[Data records]
:::::

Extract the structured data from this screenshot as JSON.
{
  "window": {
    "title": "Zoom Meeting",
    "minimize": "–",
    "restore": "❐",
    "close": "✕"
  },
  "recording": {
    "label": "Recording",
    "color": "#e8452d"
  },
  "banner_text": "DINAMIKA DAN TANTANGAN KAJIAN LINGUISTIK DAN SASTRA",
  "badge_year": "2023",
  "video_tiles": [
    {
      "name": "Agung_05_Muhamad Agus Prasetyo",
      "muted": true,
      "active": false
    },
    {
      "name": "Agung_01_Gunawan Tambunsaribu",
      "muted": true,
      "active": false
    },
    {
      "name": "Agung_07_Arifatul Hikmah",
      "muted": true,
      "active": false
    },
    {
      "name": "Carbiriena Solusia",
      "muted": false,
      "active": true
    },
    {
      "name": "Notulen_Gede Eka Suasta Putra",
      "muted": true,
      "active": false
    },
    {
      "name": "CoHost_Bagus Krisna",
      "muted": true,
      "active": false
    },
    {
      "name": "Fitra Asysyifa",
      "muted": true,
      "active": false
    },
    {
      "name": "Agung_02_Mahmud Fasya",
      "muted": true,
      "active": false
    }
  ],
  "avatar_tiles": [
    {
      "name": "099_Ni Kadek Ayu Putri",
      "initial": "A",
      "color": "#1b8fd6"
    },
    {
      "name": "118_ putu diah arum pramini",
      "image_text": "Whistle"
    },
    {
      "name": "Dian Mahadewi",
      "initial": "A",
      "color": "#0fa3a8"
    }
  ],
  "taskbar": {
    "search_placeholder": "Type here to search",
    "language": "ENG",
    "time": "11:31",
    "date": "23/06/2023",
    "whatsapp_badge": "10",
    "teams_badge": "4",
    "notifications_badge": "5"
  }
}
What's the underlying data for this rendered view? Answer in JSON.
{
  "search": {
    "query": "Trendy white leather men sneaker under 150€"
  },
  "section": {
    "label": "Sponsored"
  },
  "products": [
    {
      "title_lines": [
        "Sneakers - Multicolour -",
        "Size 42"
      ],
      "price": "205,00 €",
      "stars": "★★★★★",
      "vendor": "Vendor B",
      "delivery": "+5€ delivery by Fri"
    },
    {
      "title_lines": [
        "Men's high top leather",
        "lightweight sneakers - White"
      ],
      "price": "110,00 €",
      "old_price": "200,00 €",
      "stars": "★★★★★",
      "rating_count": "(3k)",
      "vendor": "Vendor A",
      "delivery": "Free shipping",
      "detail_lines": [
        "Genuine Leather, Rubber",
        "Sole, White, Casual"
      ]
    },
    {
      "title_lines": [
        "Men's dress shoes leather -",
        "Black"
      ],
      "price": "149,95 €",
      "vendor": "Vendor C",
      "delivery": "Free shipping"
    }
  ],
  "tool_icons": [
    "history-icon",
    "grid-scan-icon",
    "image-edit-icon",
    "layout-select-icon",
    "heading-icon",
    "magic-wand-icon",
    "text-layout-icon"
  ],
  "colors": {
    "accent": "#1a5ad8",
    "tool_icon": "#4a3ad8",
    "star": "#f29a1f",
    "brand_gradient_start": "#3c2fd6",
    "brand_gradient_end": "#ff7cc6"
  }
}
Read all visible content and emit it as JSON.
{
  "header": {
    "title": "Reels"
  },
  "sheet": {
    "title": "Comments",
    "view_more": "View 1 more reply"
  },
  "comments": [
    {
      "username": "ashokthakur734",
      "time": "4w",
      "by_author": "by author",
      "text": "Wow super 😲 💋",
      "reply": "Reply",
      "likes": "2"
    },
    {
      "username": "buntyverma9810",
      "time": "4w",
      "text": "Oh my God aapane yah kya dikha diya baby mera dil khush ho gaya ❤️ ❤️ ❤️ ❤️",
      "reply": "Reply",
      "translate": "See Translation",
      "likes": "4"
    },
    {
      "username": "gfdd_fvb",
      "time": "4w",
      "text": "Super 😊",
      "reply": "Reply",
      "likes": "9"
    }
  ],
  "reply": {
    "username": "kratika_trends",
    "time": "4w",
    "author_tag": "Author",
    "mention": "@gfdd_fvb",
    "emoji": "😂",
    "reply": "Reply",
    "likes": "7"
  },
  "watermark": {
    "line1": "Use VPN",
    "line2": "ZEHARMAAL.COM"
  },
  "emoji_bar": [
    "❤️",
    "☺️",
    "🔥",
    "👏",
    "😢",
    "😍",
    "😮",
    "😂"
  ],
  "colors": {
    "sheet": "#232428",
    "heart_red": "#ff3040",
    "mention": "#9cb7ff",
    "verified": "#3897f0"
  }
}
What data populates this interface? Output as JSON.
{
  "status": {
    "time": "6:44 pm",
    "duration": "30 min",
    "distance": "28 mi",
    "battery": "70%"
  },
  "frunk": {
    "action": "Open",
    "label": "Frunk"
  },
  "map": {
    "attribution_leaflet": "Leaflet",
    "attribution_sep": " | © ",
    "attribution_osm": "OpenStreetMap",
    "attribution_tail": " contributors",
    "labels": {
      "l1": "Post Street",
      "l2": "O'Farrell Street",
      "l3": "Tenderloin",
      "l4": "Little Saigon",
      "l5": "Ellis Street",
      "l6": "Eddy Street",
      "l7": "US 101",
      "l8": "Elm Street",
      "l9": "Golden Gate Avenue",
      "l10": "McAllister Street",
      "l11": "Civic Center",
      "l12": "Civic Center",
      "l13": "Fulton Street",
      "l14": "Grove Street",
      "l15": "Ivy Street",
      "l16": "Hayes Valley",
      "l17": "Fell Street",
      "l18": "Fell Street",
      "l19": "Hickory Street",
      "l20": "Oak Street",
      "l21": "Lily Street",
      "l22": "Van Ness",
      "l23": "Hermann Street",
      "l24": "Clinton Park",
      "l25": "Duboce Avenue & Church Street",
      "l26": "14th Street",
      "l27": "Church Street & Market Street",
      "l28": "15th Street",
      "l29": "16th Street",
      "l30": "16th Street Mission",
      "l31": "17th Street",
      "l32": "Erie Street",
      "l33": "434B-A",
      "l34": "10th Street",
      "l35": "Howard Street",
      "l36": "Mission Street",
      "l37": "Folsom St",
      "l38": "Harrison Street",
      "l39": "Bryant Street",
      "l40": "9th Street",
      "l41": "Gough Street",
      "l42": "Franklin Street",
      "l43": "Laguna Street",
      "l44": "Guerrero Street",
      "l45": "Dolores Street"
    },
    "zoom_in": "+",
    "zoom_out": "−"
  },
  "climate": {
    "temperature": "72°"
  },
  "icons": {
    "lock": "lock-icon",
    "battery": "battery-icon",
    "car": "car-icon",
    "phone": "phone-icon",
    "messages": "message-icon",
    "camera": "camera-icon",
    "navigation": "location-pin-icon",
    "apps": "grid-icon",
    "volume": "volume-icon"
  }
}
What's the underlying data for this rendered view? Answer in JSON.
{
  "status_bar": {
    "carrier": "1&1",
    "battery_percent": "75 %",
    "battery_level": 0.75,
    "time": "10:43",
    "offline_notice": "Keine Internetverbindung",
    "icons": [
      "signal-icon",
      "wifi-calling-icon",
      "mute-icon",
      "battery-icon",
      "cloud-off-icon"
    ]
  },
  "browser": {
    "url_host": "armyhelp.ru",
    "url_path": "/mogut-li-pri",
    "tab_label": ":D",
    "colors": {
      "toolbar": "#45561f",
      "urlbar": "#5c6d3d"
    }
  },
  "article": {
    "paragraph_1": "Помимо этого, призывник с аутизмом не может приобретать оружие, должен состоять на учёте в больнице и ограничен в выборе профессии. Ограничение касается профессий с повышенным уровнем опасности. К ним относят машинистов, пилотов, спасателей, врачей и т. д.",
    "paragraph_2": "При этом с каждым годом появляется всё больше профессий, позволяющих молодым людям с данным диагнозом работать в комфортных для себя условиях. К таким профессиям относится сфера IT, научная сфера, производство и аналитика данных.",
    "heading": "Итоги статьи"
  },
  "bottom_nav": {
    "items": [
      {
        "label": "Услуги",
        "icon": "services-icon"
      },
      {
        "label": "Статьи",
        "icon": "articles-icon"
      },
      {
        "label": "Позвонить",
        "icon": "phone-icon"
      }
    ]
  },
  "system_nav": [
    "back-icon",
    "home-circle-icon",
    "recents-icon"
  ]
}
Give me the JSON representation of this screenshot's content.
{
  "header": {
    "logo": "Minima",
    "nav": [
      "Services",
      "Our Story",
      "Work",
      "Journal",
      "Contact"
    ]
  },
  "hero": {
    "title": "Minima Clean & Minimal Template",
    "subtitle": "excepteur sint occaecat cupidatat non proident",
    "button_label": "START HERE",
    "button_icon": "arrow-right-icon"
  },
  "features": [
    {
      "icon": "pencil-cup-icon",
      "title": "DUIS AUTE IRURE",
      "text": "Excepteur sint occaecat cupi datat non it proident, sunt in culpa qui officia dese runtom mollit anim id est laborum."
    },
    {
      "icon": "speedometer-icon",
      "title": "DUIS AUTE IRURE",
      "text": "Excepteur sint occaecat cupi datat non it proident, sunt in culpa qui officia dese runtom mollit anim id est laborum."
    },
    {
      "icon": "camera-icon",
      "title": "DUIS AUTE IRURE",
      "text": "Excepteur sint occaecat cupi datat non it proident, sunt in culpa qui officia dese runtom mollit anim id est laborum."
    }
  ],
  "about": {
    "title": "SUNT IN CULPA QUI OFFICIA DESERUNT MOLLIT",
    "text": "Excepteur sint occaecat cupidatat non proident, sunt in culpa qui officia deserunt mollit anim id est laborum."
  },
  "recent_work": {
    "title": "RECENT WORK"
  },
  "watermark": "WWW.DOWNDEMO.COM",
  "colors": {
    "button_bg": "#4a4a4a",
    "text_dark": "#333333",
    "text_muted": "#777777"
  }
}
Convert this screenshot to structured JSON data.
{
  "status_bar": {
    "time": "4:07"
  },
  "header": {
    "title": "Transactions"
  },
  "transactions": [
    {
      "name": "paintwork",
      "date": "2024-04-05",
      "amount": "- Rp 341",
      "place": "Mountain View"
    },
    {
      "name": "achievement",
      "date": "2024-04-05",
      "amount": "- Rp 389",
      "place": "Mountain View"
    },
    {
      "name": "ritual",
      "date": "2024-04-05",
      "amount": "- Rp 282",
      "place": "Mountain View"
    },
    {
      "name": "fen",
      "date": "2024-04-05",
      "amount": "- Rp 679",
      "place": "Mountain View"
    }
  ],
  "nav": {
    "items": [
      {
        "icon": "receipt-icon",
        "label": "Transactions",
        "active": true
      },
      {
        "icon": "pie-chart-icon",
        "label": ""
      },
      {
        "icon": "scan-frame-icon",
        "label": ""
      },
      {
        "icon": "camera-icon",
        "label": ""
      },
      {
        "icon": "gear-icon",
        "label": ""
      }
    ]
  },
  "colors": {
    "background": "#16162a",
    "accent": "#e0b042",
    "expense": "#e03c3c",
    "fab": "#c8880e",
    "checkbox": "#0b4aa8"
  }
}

:::::

◆ WHAT TO WORK ON ◆
Search the records for the word "structured", then list every line that has it.

◆ EXERCISE ANSWER ◆
Extract the structured data from this screenshot as JSON.
Convert this screenshot to structured JSON data.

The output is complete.